(Stored records)
=-=-=

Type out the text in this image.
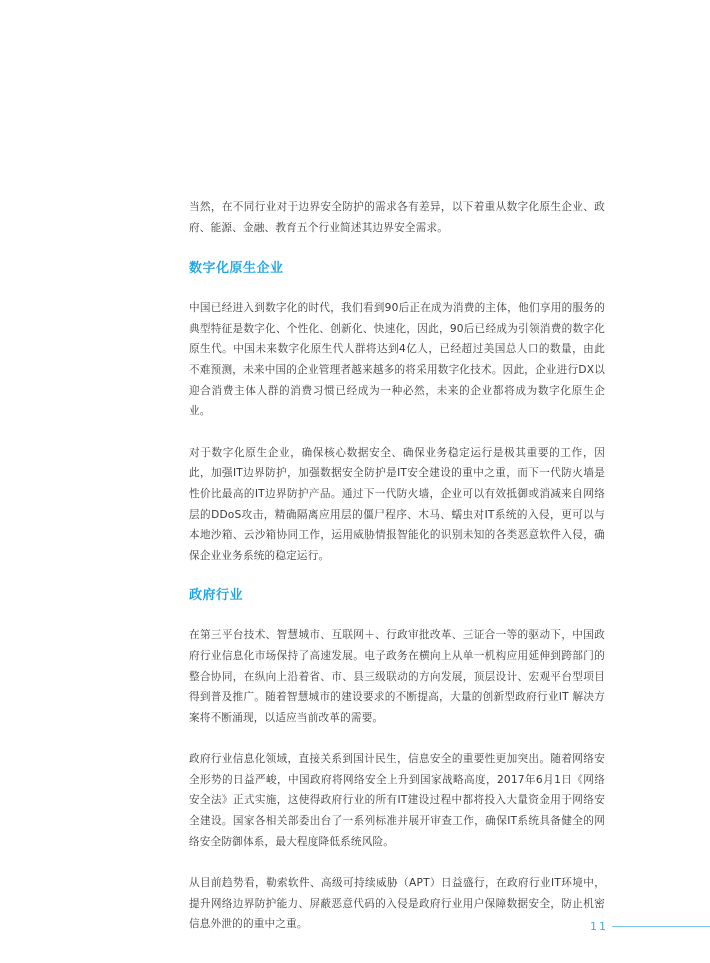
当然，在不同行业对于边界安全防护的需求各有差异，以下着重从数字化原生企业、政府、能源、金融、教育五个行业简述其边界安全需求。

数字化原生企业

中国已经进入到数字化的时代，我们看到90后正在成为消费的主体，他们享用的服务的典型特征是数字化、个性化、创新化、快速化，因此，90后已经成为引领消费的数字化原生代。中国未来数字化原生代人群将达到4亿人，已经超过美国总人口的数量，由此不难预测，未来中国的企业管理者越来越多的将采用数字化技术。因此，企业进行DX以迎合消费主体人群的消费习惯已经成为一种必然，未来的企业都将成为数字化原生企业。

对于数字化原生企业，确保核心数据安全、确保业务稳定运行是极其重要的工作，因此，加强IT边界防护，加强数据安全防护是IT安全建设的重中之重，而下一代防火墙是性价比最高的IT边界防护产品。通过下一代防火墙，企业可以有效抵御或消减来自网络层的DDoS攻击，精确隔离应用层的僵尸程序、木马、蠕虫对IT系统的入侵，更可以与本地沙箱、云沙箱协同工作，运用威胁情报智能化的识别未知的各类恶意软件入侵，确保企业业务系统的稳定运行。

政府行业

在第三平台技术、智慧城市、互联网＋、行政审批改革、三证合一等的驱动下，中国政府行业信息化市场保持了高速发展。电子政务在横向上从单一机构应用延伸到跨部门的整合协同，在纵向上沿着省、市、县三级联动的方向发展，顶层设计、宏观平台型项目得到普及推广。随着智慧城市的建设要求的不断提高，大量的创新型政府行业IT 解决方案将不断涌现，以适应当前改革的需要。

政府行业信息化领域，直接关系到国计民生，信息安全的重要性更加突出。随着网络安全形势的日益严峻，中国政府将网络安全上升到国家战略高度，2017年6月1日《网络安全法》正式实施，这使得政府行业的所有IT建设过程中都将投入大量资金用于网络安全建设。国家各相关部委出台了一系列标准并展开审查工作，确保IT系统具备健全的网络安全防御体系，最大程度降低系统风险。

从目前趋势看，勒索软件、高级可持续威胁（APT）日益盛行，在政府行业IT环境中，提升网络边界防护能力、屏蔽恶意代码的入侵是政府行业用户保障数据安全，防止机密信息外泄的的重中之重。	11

=-=-=

[What is expected]
Your task is to return the entries above exactly, with no pictures.

[Answer for this exercise]
Type out the text in this image.
当然，在不同行业对于边界安全防护的需求各有差异，以下着重从数字化原生企业、政府、能源、金融、教育五个行业简述其边界安全需求。

数字化原生企业

中国已经进入到数字化的时代，我们看到90后正在成为消费的主体，他们享用的服务的典型特征是数字化、个性化、创新化、快速化，因此，90后已经成为引领消费的数字化原生代。中国未来数字化原生代人群将达到4亿人，已经超过美国总人口的数量，由此不难预测，未来中国的企业管理者越来越多的将采用数字化技术。因此，企业进行DX以迎合消费主体人群的消费习惯已经成为一种必然，未来的企业都将成为数字化原生企业。

对于数字化原生企业，确保核心数据安全、确保业务稳定运行是极其重要的工作，因此，加强IT边界防护，加强数据安全防护是IT安全建设的重中之重，而下一代防火墙是性价比最高的IT边界防护产品。通过下一代防火墙，企业可以有效抵御或消减来自网络层的DDoS攻击，精确隔离应用层的僵尸程序、木马、蠕虫对IT系统的入侵，更可以与本地沙箱、云沙箱协同工作，运用威胁情报智能化的识别未知的各类恶意软件入侵，确保企业业务系统的稳定运行。

政府行业

在第三平台技术、智慧城市、互联网＋、行政审批改革、三证合一等的驱动下，中国政府行业信息化市场保持了高速发展。电子政务在横向上从单一机构应用延伸到跨部门的整合协同，在纵向上沿着省、市、县三级联动的方向发展，顶层设计、宏观平台型项目得到普及推广。随着智慧城市的建设要求的不断提高，大量的创新型政府行业IT 解决方案将不断涌现，以适应当前改革的需要。

政府行业信息化领域，直接关系到国计民生，信息安全的重要性更加突出。随着网络安全形势的日益严峻，中国政府将网络安全上升到国家战略高度，2017年6月1日《网络安全法》正式实施，这使得政府行业的所有IT建设过程中都将投入大量资金用于网络安全建设。国家各相关部委出台了一系列标准并展开审查工作，确保IT系统具备健全的网络安全防御体系，最大程度降低系统风险。

从目前趋势看，勒索软件、高级可持续威胁（APT）日益盛行，在政府行业IT环境中，提升网络边界防护能力、屏蔽恶意代码的入侵是政府行业用户保障数据安全，防止机密信息外泄的的重中之重。	11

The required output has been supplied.